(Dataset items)

######

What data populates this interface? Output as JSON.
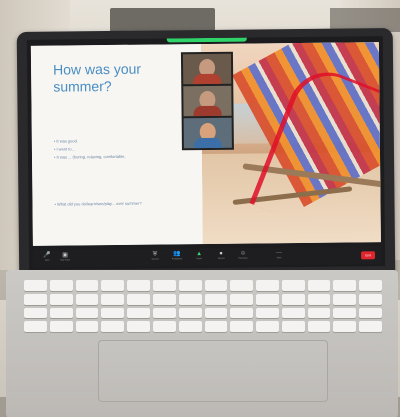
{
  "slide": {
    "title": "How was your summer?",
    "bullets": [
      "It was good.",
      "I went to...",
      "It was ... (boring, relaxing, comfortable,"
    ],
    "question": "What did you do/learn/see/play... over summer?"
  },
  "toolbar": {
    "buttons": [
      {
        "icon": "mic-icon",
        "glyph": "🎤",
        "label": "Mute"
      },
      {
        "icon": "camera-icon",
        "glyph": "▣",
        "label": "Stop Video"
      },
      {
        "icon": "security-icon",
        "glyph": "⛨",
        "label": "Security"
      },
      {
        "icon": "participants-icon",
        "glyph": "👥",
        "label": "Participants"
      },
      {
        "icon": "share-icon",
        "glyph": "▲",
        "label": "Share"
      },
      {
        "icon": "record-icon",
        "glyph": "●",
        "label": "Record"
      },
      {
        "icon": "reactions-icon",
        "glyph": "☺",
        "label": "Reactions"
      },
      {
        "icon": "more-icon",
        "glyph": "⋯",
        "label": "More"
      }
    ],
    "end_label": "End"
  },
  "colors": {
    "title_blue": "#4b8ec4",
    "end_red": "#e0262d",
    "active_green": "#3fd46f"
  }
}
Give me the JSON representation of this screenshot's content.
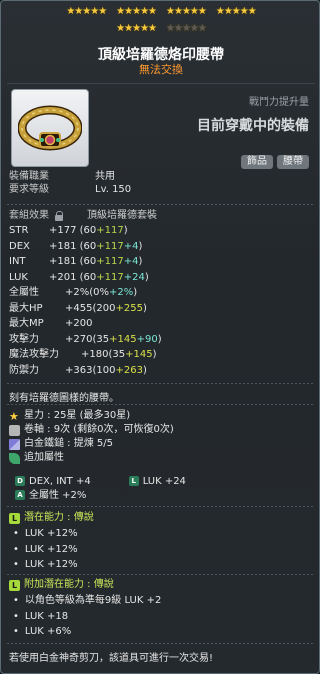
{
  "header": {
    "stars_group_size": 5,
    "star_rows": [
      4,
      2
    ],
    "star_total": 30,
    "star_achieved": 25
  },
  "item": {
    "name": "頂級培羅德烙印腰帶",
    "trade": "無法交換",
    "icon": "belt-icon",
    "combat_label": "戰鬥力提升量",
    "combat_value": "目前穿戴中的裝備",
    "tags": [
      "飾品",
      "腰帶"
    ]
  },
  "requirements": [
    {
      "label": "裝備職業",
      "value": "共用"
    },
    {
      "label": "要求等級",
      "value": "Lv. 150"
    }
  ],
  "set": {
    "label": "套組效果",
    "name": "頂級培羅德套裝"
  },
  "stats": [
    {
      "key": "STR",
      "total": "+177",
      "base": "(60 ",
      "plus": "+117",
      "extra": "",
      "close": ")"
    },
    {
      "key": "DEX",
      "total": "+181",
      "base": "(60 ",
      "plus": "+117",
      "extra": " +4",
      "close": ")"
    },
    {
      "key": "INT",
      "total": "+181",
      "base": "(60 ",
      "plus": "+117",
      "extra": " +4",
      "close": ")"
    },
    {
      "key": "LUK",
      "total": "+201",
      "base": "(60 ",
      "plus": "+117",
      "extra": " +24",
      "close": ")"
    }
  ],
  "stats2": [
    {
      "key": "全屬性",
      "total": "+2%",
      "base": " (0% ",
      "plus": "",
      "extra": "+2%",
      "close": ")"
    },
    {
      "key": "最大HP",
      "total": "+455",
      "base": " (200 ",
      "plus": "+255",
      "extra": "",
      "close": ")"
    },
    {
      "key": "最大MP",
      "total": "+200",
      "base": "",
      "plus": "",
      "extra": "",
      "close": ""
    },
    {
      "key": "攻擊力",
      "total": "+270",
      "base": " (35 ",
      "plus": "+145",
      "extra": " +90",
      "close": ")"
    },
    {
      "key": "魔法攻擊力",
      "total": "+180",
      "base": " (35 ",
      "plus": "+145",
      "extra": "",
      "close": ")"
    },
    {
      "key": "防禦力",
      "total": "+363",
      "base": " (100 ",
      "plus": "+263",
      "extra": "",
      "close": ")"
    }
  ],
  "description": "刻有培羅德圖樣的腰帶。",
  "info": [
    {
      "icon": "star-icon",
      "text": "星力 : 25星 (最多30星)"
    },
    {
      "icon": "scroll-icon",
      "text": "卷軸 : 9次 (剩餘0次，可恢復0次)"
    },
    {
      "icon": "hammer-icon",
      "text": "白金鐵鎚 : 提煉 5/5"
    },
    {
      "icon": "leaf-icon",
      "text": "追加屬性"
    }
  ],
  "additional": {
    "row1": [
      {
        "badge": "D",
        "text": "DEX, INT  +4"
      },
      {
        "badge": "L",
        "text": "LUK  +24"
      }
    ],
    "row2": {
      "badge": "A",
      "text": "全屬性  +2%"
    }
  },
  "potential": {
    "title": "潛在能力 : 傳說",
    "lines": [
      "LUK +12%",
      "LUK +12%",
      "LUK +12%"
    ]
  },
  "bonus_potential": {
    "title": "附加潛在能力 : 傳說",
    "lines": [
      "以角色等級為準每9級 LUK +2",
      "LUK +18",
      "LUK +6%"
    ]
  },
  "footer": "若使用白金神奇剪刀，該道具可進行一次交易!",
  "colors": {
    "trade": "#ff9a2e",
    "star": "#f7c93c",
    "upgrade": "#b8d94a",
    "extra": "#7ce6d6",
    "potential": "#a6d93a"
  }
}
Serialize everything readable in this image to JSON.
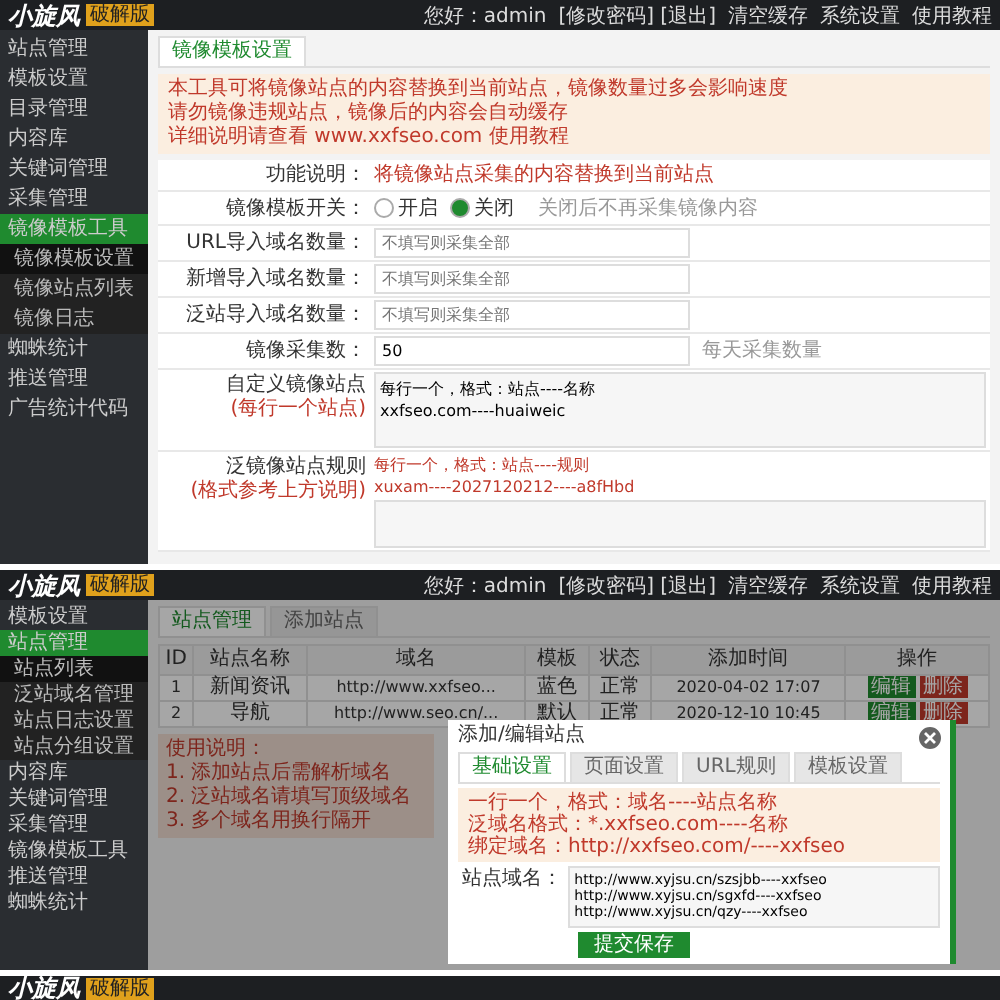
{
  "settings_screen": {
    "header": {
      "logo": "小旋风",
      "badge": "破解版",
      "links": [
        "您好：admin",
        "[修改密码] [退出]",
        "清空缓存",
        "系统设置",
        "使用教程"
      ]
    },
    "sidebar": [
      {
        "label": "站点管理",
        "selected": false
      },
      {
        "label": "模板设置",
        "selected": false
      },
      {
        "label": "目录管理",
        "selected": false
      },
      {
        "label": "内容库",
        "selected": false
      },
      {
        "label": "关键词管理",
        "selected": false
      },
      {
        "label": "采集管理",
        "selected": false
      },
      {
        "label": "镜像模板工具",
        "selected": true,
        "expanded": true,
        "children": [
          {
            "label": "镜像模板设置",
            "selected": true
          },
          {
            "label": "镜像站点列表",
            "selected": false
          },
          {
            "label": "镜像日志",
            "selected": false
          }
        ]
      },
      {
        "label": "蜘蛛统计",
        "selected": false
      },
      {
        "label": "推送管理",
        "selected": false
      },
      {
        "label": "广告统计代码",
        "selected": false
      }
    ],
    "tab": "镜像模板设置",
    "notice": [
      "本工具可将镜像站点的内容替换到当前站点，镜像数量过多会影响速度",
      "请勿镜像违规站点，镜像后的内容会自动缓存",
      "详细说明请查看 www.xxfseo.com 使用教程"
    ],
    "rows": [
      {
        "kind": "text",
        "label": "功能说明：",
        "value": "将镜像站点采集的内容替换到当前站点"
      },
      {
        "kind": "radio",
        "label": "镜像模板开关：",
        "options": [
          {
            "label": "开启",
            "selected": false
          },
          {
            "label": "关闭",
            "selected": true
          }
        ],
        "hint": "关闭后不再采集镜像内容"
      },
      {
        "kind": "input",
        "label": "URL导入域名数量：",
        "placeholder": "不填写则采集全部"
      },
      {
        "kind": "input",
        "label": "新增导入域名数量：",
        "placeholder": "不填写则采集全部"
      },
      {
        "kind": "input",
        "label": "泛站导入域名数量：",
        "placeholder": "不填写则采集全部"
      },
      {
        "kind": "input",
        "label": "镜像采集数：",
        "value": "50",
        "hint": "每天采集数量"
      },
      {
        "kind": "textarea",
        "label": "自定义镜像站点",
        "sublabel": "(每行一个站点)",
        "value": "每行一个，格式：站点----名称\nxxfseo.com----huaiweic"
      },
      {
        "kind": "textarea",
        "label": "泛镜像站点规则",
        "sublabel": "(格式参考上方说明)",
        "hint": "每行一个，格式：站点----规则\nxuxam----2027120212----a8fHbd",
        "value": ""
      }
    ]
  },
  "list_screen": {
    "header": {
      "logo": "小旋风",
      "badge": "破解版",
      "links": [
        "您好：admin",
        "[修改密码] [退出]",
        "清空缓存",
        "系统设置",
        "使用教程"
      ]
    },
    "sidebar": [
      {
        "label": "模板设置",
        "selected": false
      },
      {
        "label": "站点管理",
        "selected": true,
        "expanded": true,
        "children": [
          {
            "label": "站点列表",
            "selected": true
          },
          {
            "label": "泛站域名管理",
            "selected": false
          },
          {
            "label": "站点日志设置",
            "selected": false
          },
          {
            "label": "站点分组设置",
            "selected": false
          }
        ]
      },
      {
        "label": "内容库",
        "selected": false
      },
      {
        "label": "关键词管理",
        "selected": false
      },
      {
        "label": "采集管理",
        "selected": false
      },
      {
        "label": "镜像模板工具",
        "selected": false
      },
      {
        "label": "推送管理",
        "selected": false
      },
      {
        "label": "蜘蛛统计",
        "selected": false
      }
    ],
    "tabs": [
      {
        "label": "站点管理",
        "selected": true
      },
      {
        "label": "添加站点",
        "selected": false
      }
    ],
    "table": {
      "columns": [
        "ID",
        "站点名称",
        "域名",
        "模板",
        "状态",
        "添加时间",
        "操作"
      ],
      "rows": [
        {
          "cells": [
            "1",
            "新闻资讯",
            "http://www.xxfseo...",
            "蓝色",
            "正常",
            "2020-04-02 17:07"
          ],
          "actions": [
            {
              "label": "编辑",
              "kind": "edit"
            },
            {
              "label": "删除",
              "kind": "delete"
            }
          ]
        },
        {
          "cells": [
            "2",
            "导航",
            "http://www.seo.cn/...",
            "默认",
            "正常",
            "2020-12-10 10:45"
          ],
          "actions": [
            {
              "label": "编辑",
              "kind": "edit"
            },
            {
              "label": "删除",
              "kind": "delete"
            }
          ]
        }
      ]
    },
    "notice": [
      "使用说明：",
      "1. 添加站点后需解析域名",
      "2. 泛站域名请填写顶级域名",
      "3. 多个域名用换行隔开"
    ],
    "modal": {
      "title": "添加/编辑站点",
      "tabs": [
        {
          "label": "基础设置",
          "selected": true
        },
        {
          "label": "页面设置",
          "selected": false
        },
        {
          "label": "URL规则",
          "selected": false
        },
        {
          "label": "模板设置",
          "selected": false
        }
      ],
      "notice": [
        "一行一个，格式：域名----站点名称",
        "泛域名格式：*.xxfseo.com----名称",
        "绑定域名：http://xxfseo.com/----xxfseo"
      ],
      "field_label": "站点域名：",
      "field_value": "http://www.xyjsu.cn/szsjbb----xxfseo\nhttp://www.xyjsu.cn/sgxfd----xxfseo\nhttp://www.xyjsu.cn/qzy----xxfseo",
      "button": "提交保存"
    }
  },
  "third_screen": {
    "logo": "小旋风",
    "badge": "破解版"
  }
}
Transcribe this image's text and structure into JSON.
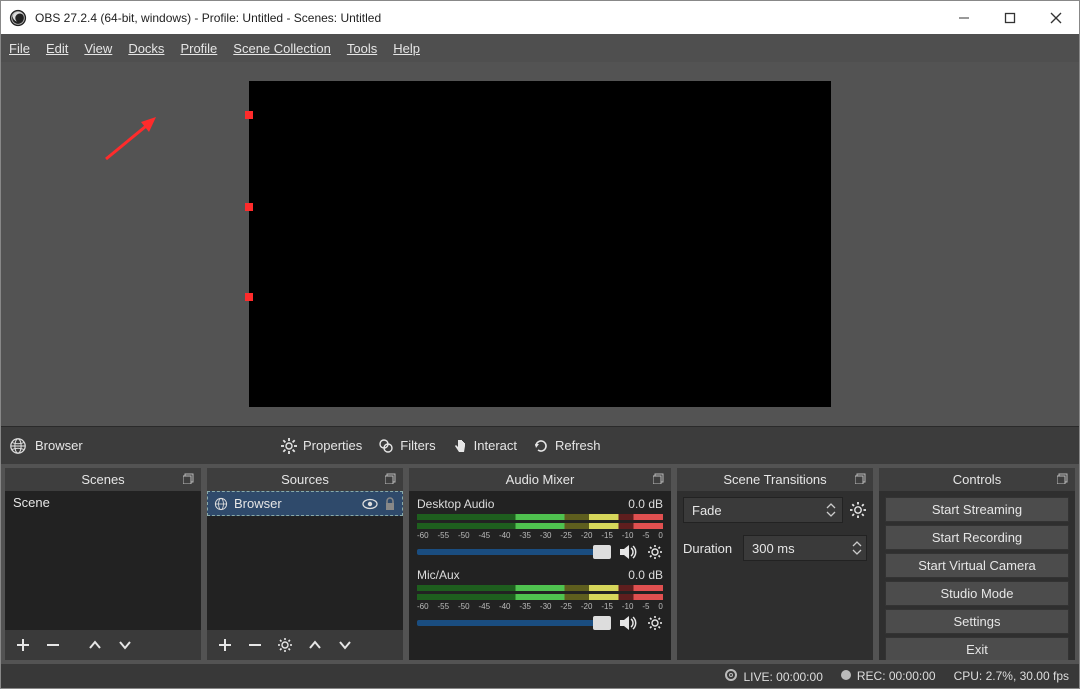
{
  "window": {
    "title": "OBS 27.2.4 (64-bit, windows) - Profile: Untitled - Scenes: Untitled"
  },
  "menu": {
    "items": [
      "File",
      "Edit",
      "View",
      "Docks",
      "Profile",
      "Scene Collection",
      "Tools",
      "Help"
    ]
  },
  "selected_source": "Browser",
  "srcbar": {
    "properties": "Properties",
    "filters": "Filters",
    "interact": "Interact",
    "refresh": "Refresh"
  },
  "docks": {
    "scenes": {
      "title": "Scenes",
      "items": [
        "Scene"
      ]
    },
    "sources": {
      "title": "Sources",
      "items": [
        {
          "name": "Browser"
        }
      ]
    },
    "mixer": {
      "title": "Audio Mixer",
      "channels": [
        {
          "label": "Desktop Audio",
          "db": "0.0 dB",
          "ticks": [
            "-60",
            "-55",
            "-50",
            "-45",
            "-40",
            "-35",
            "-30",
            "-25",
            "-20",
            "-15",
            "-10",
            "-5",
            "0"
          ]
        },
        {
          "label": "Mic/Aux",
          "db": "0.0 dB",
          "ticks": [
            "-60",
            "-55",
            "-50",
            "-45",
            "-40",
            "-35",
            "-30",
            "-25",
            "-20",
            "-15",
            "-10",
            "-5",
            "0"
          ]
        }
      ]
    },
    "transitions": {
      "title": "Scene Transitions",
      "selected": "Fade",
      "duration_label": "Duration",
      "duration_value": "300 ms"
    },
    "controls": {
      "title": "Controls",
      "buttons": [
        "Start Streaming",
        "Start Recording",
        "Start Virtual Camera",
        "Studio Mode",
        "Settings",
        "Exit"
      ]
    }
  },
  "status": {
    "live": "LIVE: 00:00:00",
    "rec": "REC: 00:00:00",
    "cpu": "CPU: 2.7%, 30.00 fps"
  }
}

######

Using the listing, collect all lines in which the string "summer" is found.

    "title": "How was your summer?",
    "question": "What did you do/learn/see/play... over summer?"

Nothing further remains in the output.